▶ [DIRECTION]:
Take every line from the material that has the word "screenshot" in it.

▶ [EXERCISE MATERIAL]:
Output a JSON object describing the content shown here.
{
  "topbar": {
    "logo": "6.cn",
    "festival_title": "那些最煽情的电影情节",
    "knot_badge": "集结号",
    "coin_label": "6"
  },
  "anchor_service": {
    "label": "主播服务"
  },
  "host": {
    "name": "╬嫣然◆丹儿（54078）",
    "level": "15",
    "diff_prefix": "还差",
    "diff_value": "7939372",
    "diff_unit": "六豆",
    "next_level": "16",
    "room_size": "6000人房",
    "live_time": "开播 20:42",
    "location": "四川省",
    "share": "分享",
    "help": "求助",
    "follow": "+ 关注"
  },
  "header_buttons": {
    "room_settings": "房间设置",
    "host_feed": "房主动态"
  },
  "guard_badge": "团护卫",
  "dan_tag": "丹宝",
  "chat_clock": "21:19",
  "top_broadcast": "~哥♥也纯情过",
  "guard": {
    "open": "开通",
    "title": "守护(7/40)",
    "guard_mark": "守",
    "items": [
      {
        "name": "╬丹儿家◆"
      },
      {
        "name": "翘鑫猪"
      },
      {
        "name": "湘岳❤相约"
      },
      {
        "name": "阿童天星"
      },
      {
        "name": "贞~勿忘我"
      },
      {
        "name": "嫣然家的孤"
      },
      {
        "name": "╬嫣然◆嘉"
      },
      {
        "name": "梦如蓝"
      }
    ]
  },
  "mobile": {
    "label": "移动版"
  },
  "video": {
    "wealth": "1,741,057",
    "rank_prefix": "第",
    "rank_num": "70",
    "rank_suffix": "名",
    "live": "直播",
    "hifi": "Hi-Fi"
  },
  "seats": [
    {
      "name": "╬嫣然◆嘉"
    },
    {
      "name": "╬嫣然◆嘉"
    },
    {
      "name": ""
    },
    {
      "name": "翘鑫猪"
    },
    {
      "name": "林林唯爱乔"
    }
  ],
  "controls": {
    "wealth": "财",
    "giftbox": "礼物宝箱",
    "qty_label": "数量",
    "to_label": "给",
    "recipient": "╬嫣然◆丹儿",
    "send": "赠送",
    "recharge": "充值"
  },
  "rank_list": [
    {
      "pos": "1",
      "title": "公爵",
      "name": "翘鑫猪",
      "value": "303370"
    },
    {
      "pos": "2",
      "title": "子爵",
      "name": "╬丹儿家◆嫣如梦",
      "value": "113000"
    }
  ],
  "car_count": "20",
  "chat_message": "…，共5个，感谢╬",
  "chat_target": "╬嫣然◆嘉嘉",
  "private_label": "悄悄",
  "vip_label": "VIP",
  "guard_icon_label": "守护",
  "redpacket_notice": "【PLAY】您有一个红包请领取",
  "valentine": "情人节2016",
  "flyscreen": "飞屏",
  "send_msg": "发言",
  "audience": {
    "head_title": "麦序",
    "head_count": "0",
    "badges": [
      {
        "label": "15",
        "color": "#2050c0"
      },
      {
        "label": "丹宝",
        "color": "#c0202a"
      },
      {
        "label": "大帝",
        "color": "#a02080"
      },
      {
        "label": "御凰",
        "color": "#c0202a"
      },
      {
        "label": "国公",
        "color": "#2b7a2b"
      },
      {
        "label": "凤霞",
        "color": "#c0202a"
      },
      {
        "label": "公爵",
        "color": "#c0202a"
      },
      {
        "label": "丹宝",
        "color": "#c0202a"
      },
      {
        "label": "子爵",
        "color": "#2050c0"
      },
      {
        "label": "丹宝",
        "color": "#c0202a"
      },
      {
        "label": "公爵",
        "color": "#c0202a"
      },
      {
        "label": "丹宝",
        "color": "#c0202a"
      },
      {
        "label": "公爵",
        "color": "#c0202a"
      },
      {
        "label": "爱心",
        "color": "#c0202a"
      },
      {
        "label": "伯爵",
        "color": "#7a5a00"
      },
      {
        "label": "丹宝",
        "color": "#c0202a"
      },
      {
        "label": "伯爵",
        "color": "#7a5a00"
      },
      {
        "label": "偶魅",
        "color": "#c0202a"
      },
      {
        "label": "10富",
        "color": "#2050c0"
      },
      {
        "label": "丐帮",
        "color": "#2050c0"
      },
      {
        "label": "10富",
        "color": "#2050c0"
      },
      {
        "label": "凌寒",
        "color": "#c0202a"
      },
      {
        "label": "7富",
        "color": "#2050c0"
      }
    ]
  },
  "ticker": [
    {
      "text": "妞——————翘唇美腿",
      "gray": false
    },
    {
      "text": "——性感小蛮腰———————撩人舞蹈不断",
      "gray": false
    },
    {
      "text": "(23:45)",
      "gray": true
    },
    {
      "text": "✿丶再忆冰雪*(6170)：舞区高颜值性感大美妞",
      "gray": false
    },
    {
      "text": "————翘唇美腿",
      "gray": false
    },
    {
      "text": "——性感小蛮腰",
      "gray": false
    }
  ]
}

...

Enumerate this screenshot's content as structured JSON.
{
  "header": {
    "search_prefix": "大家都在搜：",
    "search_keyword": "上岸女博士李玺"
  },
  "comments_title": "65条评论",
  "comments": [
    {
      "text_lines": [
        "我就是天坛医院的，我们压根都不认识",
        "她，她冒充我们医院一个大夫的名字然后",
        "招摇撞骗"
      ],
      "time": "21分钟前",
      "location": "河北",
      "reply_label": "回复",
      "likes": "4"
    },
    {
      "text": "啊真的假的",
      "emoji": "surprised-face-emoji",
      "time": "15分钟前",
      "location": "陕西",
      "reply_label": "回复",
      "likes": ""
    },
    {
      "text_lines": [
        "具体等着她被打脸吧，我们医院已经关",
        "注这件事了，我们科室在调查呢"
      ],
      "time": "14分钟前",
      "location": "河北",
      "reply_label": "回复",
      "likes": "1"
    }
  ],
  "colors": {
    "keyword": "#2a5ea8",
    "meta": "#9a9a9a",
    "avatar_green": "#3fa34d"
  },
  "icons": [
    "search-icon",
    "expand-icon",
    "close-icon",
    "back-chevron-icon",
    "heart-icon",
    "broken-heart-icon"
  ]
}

--

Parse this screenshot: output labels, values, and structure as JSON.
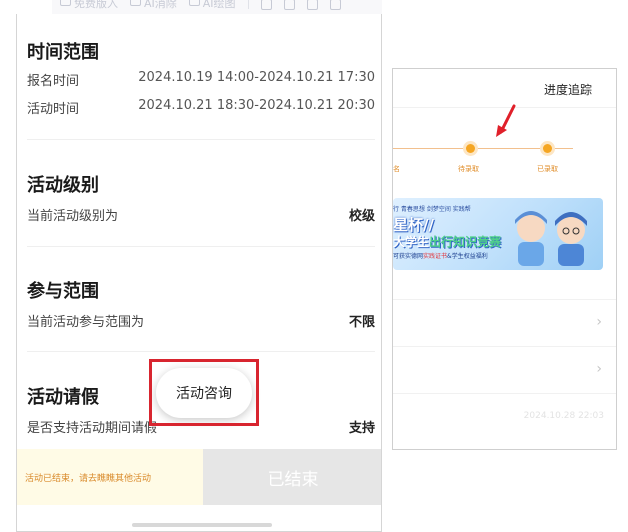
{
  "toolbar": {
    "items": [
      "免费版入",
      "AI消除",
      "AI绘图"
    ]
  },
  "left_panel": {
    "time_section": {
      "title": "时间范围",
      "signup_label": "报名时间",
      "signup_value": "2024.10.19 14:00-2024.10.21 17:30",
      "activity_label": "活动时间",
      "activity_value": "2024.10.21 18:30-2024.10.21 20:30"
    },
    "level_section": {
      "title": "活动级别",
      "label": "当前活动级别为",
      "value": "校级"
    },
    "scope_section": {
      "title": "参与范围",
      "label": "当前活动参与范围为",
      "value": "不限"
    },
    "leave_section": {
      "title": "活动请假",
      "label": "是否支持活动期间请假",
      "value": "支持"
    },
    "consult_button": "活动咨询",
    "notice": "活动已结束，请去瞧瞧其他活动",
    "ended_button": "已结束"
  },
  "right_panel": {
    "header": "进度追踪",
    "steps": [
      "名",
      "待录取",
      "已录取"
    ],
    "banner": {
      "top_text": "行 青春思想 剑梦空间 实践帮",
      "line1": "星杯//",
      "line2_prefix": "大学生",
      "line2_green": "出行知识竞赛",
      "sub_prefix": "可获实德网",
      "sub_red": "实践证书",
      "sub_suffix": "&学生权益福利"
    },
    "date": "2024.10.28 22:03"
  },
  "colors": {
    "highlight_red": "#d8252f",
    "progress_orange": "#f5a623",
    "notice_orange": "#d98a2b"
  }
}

▶ [TASK SOLUTION]:
Enumerate this screenshot's content as structured JSON.
Parse this screenshot: output labels, values, and structure as JSON.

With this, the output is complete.